_Task requirements_:
Quote all of the entries word for word.

_Supplied records_:

#####

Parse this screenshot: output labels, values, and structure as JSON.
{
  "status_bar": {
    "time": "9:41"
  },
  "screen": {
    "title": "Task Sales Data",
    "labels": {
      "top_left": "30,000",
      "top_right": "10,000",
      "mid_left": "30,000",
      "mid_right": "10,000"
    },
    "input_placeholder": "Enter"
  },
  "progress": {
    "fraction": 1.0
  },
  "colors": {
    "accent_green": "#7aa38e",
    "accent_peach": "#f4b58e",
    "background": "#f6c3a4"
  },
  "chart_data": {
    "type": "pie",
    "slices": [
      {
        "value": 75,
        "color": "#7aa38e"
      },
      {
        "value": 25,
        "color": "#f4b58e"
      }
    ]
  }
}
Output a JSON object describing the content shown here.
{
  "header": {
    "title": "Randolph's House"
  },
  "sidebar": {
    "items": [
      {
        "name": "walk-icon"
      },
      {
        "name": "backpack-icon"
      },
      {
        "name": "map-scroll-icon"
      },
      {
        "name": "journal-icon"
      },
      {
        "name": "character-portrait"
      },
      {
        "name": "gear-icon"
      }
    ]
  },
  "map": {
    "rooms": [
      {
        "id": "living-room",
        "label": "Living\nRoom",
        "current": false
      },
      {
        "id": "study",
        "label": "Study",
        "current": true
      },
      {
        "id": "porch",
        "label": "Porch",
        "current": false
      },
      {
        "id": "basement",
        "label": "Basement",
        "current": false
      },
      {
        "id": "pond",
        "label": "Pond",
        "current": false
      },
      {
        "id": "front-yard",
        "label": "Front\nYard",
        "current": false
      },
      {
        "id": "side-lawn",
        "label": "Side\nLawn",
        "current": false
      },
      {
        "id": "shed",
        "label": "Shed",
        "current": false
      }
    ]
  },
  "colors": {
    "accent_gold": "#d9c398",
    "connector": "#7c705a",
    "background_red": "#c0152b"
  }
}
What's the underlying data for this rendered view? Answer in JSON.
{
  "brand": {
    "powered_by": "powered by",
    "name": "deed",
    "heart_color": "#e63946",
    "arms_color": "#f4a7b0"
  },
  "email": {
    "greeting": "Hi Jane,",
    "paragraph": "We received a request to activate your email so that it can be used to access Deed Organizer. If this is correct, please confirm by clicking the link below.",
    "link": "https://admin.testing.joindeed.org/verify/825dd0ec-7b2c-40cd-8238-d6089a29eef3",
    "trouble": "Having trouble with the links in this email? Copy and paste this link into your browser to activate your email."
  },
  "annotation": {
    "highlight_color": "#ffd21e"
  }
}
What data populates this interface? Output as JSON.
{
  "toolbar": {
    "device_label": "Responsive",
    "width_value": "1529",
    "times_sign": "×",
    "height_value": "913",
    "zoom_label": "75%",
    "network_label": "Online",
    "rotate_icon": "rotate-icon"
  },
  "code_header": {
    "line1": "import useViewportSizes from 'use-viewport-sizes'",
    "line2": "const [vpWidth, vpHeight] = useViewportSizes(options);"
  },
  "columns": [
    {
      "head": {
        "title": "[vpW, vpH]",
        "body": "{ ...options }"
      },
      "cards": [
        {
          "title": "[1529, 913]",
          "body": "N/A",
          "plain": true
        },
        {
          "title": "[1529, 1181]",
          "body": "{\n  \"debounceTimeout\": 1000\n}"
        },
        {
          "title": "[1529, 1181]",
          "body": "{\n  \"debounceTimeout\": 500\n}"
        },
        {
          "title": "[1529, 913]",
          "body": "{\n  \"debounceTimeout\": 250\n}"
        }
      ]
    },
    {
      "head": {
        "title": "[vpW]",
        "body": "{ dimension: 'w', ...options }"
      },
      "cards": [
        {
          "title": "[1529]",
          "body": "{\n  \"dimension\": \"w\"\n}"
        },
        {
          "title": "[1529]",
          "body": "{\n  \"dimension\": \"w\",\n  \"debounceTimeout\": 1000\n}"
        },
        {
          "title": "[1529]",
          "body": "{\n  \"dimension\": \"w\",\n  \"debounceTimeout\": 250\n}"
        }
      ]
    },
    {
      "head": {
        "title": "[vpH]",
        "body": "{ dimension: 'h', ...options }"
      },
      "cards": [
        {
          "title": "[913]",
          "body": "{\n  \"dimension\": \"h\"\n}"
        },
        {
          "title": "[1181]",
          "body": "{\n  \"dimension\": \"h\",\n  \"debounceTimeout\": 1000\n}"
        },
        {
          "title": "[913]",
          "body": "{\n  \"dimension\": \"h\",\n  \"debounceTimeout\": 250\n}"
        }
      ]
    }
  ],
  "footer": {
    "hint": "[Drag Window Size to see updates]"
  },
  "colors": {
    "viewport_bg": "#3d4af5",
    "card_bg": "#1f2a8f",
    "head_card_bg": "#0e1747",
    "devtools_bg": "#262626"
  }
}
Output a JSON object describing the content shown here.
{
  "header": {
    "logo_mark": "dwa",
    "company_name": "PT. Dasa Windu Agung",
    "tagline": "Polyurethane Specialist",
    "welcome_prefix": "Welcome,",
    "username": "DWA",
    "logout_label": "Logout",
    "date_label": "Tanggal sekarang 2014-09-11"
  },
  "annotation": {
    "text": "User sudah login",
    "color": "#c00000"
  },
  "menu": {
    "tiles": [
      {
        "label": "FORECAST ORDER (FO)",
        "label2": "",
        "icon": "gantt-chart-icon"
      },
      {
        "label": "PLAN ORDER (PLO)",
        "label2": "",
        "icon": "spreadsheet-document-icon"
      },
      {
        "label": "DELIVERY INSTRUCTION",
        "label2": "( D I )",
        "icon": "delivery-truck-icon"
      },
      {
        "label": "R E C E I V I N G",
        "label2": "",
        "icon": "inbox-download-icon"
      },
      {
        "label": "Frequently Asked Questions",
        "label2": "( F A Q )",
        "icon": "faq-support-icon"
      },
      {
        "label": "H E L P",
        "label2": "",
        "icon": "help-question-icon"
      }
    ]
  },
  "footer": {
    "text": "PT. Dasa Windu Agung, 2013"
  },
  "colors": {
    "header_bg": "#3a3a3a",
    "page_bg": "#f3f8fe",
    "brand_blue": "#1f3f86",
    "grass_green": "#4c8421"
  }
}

#####

_Complete response_:
Parse this screenshot: output labels, values, and structure as JSON.
{
  "status_bar": {
    "time": "9:41"
  },
  "screen": {
    "title": "Task Sales Data",
    "labels": {
      "top_left": "30,000",
      "top_right": "10,000",
      "mid_left": "30,000",
      "mid_right": "10,000"
    },
    "input_placeholder": "Enter"
  },
  "progress": {
    "fraction": 1.0
  },
  "colors": {
    "accent_green": "#7aa38e",
    "accent_peach": "#f4b58e",
    "background": "#f6c3a4"
  },
  "chart_data": {
    "type": "pie",
    "slices": [
      {
        "value": 75,
        "color": "#7aa38e"
      },
      {
        "value": 25,
        "color": "#f4b58e"
      }
    ]
  }
}
Output a JSON object describing the content shown here.
{
  "header": {
    "title": "Randolph's House"
  },
  "sidebar": {
    "items": [
      {
        "name": "walk-icon"
      },
      {
        "name": "backpack-icon"
      },
      {
        "name": "map-scroll-icon"
      },
      {
        "name": "journal-icon"
      },
      {
        "name": "character-portrait"
      },
      {
        "name": "gear-icon"
      }
    ]
  },
  "map": {
    "rooms": [
      {
        "id": "living-room",
        "label": "Living\nRoom",
        "current": false
      },
      {
        "id": "study",
        "label": "Study",
        "current": true
      },
      {
        "id": "porch",
        "label": "Porch",
        "current": false
      },
      {
        "id": "basement",
        "label": "Basement",
        "current": false
      },
      {
        "id": "pond",
        "label": "Pond",
        "current": false
      },
      {
        "id": "front-yard",
        "label": "Front\nYard",
        "current": false
      },
      {
        "id": "side-lawn",
        "label": "Side\nLawn",
        "current": false
      },
      {
        "id": "shed",
        "label": "Shed",
        "current": false
      }
    ]
  },
  "colors": {
    "accent_gold": "#d9c398",
    "connector": "#7c705a",
    "background_red": "#c0152b"
  }
}
What's the underlying data for this rendered view? Answer in JSON.
{
  "brand": {
    "powered_by": "powered by",
    "name": "deed",
    "heart_color": "#e63946",
    "arms_color": "#f4a7b0"
  },
  "email": {
    "greeting": "Hi Jane,",
    "paragraph": "We received a request to activate your email so that it can be used to access Deed Organizer. If this is correct, please confirm by clicking the link below.",
    "link": "https://admin.testing.joindeed.org/verify/825dd0ec-7b2c-40cd-8238-d6089a29eef3",
    "trouble": "Having trouble with the links in this email? Copy and paste this link into your browser to activate your email."
  },
  "annotation": {
    "highlight_color": "#ffd21e"
  }
}
What data populates this interface? Output as JSON.
{
  "toolbar": {
    "device_label": "Responsive",
    "width_value": "1529",
    "times_sign": "×",
    "height_value": "913",
    "zoom_label": "75%",
    "network_label": "Online",
    "rotate_icon": "rotate-icon"
  },
  "code_header": {
    "line1": "import useViewportSizes from 'use-viewport-sizes'",
    "line2": "const [vpWidth, vpHeight] = useViewportSizes(options);"
  },
  "columns": [
    {
      "head": {
        "title": "[vpW, vpH]",
        "body": "{ ...options }"
      },
      "cards": [
        {
          "title": "[1529, 913]",
          "body": "N/A",
          "plain": true
        },
        {
          "title": "[1529, 1181]",
          "body": "{\n  \"debounceTimeout\": 1000\n}"
        },
        {
          "title": "[1529, 1181]",
          "body": "{\n  \"debounceTimeout\": 500\n}"
        },
        {
          "title": "[1529, 913]",
          "body": "{\n  \"debounceTimeout\": 250\n}"
        }
      ]
    },
    {
      "head": {
        "title": "[vpW]",
        "body": "{ dimension: 'w', ...options }"
      },
      "cards": [
        {
          "title": "[1529]",
          "body": "{\n  \"dimension\": \"w\"\n}"
        },
        {
          "title": "[1529]",
          "body": "{\n  \"dimension\": \"w\",\n  \"debounceTimeout\": 1000\n}"
        },
        {
          "title": "[1529]",
          "body": "{\n  \"dimension\": \"w\",\n  \"debounceTimeout\": 250\n}"
        }
      ]
    },
    {
      "head": {
        "title": "[vpH]",
        "body": "{ dimension: 'h', ...options }"
      },
      "cards": [
        {
          "title": "[913]",
          "body": "{\n  \"dimension\": \"h\"\n}"
        },
        {
          "title": "[1181]",
          "body": "{\n  \"dimension\": \"h\",\n  \"debounceTimeout\": 1000\n}"
        },
        {
          "title": "[913]",
          "body": "{\n  \"dimension\": \"h\",\n  \"debounceTimeout\": 250\n}"
        }
      ]
    }
  ],
  "footer": {
    "hint": "[Drag Window Size to see updates]"
  },
  "colors": {
    "viewport_bg": "#3d4af5",
    "card_bg": "#1f2a8f",
    "head_card_bg": "#0e1747",
    "devtools_bg": "#262626"
  }
}
Output a JSON object describing the content shown here.
{
  "header": {
    "logo_mark": "dwa",
    "company_name": "PT. Dasa Windu Agung",
    "tagline": "Polyurethane Specialist",
    "welcome_prefix": "Welcome,",
    "username": "DWA",
    "logout_label": "Logout",
    "date_label": "Tanggal sekarang 2014-09-11"
  },
  "annotation": {
    "text": "User sudah login",
    "color": "#c00000"
  },
  "menu": {
    "tiles": [
      {
        "label": "FORECAST ORDER (FO)",
        "label2": "",
        "icon": "gantt-chart-icon"
      },
      {
        "label": "PLAN ORDER (PLO)",
        "label2": "",
        "icon": "spreadsheet-document-icon"
      },
      {
        "label": "DELIVERY INSTRUCTION",
        "label2": "( D I )",
        "icon": "delivery-truck-icon"
      },
      {
        "label": "R E C E I V I N G",
        "label2": "",
        "icon": "inbox-download-icon"
      },
      {
        "label": "Frequently Asked Questions",
        "label2": "( F A Q )",
        "icon": "faq-support-icon"
      },
      {
        "label": "H E L P",
        "label2": "",
        "icon": "help-question-icon"
      }
    ]
  },
  "footer": {
    "text": "PT. Dasa Windu Agung, 2013"
  },
  "colors": {
    "header_bg": "#3a3a3a",
    "page_bg": "#f3f8fe",
    "brand_blue": "#1f3f86",
    "grass_green": "#4c8421"
  }
}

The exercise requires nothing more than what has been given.